Exercise
Find every line in the records below that holds the word "China", and copy each one.

■ ■ ■ ■ ■ ■ ■

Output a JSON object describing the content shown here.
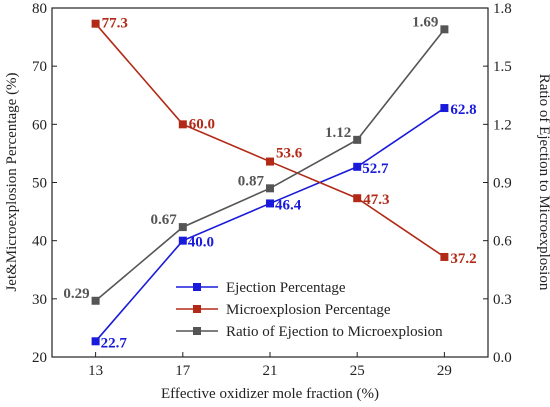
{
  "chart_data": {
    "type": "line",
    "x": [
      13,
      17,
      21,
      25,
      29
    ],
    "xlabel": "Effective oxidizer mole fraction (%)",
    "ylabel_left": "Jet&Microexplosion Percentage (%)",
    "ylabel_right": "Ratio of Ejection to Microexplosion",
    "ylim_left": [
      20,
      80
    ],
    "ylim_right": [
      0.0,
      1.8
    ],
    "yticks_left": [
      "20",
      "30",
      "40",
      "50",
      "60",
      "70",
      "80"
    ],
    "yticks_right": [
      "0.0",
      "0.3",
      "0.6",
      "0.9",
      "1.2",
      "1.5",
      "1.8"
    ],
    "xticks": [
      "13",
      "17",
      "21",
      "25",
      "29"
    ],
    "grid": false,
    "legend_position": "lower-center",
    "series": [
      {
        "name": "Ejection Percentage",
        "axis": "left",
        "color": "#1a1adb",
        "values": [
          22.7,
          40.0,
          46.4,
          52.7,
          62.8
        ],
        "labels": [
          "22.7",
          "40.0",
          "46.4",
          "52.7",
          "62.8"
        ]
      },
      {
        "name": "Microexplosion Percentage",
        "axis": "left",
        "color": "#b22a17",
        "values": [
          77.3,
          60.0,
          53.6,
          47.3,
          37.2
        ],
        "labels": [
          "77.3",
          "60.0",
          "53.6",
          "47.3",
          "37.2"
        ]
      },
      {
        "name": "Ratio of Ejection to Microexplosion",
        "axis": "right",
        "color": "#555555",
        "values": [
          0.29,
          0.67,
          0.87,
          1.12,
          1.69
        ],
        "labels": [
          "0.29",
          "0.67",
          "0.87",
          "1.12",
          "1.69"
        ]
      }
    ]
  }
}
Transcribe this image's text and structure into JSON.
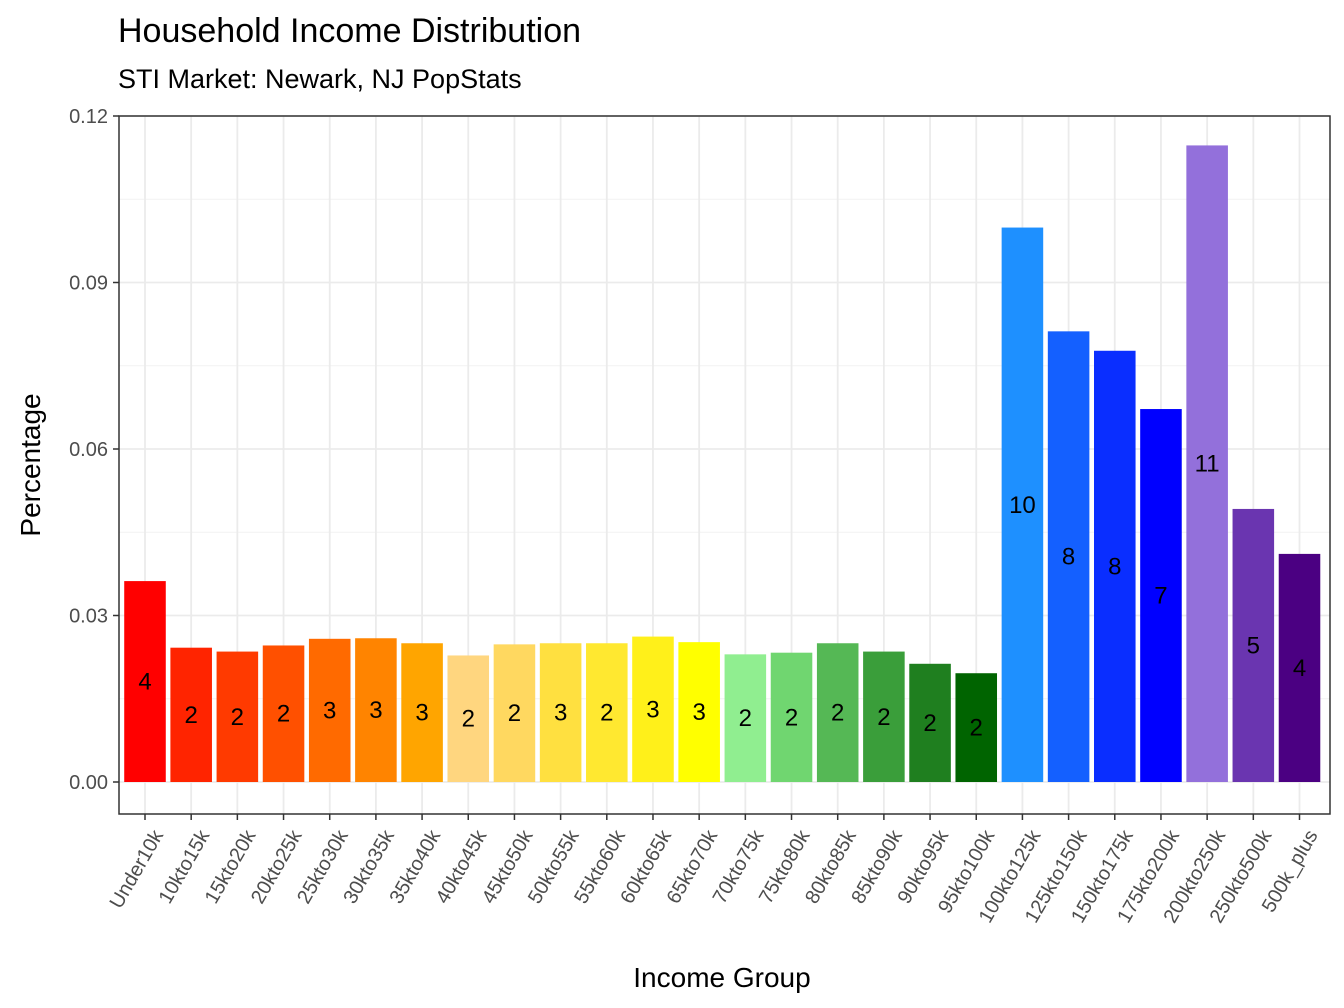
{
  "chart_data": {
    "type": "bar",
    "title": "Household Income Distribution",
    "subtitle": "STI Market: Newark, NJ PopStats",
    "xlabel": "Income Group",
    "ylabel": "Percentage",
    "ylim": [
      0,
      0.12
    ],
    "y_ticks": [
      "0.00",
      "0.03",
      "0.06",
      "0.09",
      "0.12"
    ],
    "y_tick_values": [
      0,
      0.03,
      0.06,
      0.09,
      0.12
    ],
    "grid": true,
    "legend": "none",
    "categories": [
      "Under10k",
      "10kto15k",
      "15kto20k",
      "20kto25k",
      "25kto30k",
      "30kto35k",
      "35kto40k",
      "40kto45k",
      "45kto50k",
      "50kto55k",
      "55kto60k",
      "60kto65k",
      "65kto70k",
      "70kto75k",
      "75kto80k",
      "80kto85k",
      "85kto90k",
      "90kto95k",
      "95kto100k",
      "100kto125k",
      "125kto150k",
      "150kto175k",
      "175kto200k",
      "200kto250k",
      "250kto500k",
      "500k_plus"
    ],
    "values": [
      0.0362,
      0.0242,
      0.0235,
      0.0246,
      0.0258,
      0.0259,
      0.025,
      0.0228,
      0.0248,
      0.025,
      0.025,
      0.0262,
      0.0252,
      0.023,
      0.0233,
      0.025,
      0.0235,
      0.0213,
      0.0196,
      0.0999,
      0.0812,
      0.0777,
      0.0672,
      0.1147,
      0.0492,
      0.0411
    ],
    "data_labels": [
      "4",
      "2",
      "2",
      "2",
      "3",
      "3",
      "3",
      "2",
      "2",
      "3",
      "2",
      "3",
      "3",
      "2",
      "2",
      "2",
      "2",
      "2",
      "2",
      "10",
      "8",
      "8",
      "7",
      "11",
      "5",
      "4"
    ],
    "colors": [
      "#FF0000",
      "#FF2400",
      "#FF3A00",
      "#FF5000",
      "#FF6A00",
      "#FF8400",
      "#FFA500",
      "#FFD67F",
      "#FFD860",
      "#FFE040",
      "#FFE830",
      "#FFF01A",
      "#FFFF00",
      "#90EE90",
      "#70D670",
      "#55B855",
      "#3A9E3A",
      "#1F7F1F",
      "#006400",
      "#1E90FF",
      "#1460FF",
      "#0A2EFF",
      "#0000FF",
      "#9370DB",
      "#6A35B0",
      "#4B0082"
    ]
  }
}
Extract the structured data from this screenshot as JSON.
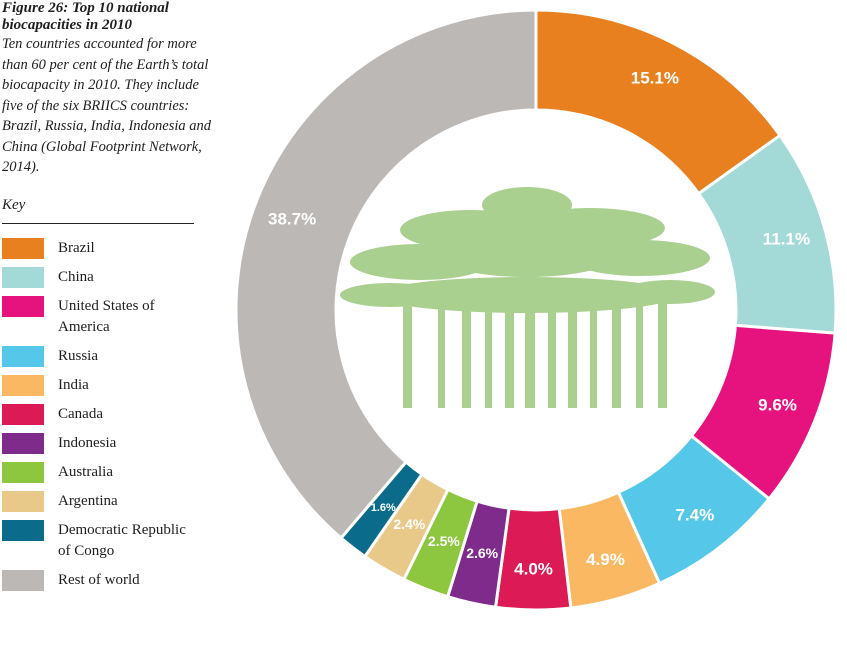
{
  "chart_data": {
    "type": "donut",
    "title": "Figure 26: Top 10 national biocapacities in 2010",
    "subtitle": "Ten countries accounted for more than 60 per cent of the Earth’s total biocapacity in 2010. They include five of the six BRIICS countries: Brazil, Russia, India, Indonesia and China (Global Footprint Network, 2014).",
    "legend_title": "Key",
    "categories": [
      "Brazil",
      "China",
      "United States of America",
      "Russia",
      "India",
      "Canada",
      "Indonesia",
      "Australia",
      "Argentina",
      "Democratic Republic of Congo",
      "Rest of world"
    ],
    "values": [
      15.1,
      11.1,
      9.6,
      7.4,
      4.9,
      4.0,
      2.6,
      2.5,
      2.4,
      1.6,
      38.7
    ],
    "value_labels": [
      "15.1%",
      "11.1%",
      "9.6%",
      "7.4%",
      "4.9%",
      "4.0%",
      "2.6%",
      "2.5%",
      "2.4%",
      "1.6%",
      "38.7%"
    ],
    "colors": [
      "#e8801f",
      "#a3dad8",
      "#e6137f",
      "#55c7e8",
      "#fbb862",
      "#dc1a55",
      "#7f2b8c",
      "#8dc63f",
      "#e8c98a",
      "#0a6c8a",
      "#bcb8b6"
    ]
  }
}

■ ■ ■ ■ ■ ■ ■

Reply to the task
    "subtitle": "Ten countries accounted for more than 60 per cent of the Earth’s total biocapacity in 2010. They include five of the six BRIICS countries: Brazil, Russia, India, Indonesia and China (Global Footprint Network, 2014).",
      "China",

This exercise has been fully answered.